_LISTED ENTRIES_
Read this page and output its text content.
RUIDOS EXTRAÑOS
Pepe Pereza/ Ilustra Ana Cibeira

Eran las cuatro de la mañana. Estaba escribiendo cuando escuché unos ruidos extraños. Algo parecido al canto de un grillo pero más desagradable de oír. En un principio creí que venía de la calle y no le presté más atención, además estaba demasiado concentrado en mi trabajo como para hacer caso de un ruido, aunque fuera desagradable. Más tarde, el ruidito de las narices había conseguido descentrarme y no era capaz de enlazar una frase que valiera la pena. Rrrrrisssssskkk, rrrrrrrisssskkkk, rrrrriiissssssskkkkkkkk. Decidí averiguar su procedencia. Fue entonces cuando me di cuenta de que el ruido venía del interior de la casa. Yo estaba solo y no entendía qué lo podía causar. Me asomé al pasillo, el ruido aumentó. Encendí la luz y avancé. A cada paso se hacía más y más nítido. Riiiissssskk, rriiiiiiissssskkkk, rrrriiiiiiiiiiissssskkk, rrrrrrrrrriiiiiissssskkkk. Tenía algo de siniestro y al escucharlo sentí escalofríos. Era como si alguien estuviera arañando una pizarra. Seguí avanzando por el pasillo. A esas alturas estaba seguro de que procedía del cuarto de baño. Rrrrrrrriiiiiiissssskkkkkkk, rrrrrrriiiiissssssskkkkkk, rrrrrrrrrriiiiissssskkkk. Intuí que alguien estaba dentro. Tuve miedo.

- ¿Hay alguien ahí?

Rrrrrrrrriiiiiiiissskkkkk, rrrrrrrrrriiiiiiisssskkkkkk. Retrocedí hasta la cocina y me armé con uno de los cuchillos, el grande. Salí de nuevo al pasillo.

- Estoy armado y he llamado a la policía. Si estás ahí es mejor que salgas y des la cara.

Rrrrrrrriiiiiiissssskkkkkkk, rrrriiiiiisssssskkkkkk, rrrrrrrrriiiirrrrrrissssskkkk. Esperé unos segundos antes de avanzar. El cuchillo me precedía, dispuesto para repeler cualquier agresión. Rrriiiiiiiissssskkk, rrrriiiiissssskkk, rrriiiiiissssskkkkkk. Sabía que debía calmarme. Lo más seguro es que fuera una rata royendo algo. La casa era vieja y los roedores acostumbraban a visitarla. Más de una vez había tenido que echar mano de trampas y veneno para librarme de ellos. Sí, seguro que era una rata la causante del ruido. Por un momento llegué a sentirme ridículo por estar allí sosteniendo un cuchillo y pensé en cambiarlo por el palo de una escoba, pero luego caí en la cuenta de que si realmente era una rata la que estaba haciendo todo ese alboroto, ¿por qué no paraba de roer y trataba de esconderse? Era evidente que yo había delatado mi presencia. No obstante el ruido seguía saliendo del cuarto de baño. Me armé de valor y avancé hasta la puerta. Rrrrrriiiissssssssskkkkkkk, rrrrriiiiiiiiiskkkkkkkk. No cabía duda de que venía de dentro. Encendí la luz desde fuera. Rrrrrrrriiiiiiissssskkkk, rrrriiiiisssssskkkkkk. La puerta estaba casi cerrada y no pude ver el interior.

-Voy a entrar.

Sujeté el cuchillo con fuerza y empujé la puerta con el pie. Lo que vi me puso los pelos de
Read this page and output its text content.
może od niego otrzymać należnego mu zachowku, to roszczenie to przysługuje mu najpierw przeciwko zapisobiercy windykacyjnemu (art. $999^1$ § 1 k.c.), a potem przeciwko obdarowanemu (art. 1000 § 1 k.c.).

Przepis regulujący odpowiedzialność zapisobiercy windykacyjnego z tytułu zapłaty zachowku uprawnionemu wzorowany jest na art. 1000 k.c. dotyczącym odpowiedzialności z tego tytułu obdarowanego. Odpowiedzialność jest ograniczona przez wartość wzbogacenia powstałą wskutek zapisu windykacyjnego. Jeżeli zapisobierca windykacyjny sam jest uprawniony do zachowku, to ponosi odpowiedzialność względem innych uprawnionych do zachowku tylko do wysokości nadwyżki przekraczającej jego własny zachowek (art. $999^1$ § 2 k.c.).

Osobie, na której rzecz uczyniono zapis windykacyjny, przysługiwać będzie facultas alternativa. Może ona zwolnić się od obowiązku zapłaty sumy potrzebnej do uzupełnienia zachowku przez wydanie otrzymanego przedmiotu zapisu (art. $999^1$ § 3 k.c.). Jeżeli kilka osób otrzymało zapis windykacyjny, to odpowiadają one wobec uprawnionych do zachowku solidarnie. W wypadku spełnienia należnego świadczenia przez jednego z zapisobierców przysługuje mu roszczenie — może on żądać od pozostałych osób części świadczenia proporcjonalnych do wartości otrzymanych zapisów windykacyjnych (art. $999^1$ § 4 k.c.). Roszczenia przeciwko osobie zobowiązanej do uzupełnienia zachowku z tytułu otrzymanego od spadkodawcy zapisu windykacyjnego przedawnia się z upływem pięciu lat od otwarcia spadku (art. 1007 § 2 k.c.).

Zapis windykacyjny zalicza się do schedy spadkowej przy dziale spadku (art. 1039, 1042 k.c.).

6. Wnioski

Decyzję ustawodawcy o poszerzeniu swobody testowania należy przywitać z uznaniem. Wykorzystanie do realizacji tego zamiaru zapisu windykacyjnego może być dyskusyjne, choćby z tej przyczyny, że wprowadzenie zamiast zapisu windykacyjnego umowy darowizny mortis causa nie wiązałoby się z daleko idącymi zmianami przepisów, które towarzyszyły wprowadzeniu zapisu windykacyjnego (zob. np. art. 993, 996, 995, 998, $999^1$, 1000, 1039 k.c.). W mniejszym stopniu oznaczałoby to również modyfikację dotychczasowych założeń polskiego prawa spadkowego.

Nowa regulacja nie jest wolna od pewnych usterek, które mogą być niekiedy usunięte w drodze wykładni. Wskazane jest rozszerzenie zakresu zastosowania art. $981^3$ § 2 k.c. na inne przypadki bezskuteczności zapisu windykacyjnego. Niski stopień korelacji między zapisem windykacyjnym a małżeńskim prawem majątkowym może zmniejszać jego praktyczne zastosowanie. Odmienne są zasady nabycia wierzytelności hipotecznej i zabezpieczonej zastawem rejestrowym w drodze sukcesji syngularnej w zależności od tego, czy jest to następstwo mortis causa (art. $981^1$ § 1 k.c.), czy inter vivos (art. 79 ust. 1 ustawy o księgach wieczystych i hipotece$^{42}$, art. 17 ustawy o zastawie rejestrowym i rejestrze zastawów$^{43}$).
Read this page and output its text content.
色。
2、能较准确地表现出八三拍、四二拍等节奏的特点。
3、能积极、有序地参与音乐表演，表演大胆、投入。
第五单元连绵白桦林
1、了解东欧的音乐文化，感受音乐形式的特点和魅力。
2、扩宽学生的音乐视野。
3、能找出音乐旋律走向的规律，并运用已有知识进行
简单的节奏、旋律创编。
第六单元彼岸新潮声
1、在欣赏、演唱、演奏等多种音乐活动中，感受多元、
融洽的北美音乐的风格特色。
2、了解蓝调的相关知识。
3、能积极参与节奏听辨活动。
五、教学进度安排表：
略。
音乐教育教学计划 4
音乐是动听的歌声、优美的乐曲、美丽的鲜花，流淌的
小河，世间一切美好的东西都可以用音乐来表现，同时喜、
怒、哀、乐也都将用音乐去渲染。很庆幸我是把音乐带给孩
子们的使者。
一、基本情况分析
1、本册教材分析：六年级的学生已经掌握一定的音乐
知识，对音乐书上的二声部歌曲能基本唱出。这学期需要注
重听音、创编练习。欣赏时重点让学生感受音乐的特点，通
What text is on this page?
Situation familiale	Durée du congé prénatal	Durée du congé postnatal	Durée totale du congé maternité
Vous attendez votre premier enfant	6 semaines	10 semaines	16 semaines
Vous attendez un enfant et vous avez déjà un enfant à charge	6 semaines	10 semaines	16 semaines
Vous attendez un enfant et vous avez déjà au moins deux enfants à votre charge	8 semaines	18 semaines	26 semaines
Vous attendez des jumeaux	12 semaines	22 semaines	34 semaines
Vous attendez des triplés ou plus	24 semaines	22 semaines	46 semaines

_EXERCISE PROMPT_
For each line in the data above that contains the string "charge", extract the line.

_RESPONSE TO THE EXERCISE_
Vous attendez un enfant et vous avez déjà un enfant à charge	6 semaines	10 semaines	16 semaines
Vous attendez un enfant et vous avez déjà au moins deux enfants à votre charge	8 semaines	18 semaines	26 semaines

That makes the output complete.